SHORT PROBLEM |
Please copy the material below line for line, keeping every character unchanged.

--- start SUPPLIED RECORDS ---

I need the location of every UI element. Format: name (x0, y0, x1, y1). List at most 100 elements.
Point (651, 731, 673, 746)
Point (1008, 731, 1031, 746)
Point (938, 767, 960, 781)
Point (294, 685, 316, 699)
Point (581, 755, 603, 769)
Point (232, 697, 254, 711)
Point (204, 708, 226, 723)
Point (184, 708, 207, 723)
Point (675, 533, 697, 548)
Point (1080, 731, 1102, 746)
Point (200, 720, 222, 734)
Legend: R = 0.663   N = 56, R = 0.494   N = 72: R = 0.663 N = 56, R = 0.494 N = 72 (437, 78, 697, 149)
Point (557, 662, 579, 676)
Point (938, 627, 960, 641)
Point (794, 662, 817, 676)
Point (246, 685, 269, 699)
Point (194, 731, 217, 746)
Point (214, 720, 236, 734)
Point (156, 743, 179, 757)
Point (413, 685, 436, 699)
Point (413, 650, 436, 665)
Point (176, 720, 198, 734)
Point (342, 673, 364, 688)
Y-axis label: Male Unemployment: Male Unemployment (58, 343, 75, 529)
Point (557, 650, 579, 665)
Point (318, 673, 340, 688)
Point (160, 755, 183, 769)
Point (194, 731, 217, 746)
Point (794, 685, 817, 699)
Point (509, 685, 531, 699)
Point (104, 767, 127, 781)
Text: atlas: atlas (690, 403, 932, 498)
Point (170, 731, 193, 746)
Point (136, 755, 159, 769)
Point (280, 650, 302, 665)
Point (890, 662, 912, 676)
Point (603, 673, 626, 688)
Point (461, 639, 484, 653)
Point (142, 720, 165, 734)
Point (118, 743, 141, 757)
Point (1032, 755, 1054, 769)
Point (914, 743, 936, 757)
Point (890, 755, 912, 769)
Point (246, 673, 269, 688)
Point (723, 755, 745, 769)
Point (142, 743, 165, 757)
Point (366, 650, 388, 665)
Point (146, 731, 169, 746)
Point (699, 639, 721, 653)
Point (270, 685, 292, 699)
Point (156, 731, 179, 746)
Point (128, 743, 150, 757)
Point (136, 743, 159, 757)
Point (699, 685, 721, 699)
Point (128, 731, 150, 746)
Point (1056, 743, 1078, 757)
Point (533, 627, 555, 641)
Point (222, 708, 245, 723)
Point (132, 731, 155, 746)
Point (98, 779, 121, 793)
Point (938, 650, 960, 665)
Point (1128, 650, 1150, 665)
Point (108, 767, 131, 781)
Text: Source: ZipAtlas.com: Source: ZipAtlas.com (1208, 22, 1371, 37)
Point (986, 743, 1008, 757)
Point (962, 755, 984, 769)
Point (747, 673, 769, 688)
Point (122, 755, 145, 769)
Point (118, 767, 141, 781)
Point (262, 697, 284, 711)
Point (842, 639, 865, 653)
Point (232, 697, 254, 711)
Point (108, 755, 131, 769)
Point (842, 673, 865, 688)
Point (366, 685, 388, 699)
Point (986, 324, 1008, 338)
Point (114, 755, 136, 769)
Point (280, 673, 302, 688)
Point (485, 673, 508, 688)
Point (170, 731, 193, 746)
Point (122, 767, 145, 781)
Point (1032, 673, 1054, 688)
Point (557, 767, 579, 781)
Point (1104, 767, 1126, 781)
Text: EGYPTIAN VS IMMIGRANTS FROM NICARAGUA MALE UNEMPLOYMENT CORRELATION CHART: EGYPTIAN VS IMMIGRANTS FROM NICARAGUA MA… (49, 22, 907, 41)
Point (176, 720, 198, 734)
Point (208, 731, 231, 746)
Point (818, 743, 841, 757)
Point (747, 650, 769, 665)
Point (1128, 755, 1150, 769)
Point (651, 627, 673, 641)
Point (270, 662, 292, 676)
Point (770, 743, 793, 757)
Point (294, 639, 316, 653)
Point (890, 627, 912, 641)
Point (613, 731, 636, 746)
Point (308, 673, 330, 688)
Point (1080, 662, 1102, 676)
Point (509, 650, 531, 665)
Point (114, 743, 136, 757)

--- end SUPPLIED RECORDS ---

ANSWER BELOW |
I need the location of every UI element. Format: name (x0, y0, x1, y1). List at most 100 elements.
Point (651, 731, 673, 746)
Point (1008, 731, 1031, 746)
Point (938, 767, 960, 781)
Point (294, 685, 316, 699)
Point (581, 755, 603, 769)
Point (232, 697, 254, 711)
Point (204, 708, 226, 723)
Point (184, 708, 207, 723)
Point (675, 533, 697, 548)
Point (1080, 731, 1102, 746)
Point (200, 720, 222, 734)
Legend: R = 0.663   N = 56, R = 0.494   N = 72: R = 0.663 N = 56, R = 0.494 N = 72 (437, 78, 697, 149)
Point (557, 662, 579, 676)
Point (938, 627, 960, 641)
Point (794, 662, 817, 676)
Point (246, 685, 269, 699)
Point (194, 731, 217, 746)
Point (214, 720, 236, 734)
Point (156, 743, 179, 757)
Point (413, 685, 436, 699)
Point (413, 650, 436, 665)
Point (176, 720, 198, 734)
Point (342, 673, 364, 688)
Y-axis label: Male Unemployment: Male Unemployment (58, 343, 75, 529)
Point (557, 650, 579, 665)
Point (318, 673, 340, 688)
Point (160, 755, 183, 769)
Point (194, 731, 217, 746)
Point (794, 685, 817, 699)
Point (509, 685, 531, 699)
Point (104, 767, 127, 781)
Text: atlas: atlas (690, 403, 932, 498)
Point (170, 731, 193, 746)
Point (136, 755, 159, 769)
Point (280, 650, 302, 665)
Point (890, 662, 912, 676)
Point (603, 673, 626, 688)
Point (461, 639, 484, 653)
Point (142, 720, 165, 734)
Point (118, 743, 141, 757)
Point (1032, 755, 1054, 769)
Point (914, 743, 936, 757)
Point (890, 755, 912, 769)
Point (246, 673, 269, 688)
Point (723, 755, 745, 769)
Point (142, 743, 165, 757)
Point (366, 650, 388, 665)
Point (146, 731, 169, 746)
Point (699, 639, 721, 653)
Point (270, 685, 292, 699)
Point (156, 731, 179, 746)
Point (128, 743, 150, 757)
Point (136, 743, 159, 757)
Point (699, 685, 721, 699)
Point (128, 731, 150, 746)
Point (1056, 743, 1078, 757)
Point (533, 627, 555, 641)
Point (222, 708, 245, 723)
Point (132, 731, 155, 746)
Point (98, 779, 121, 793)
Point (938, 650, 960, 665)
Point (1128, 650, 1150, 665)
Point (108, 767, 131, 781)
Text: Source: ZipAtlas.com: Source: ZipAtlas.com (1208, 22, 1371, 37)
Point (986, 743, 1008, 757)
Point (962, 755, 984, 769)
Point (747, 673, 769, 688)
Point (122, 755, 145, 769)
Point (118, 767, 141, 781)
Point (262, 697, 284, 711)
Point (842, 639, 865, 653)
Point (232, 697, 254, 711)
Point (108, 755, 131, 769)
Point (842, 673, 865, 688)
Point (366, 685, 388, 699)
Point (986, 324, 1008, 338)
Point (114, 755, 136, 769)
Point (280, 673, 302, 688)
Point (485, 673, 508, 688)
Point (170, 731, 193, 746)
Point (122, 767, 145, 781)
Point (1032, 673, 1054, 688)
Point (557, 767, 579, 781)
Point (1104, 767, 1126, 781)
Text: EGYPTIAN VS IMMIGRANTS FROM NICARAGUA MALE UNEMPLOYMENT CORRELATION CHART: EGYPTIAN VS IMMIGRANTS FROM NICARAGUA MA… (49, 22, 907, 41)
Point (176, 720, 198, 734)
Point (208, 731, 231, 746)
Point (818, 743, 841, 757)
Point (747, 650, 769, 665)
Point (1128, 755, 1150, 769)
Point (651, 627, 673, 641)
Point (270, 662, 292, 676)
Point (770, 743, 793, 757)
Point (294, 639, 316, 653)
Point (890, 627, 912, 641)
Point (613, 731, 636, 746)
Point (308, 673, 330, 688)
Point (1080, 662, 1102, 676)
Point (509, 650, 531, 665)
Point (114, 743, 136, 757)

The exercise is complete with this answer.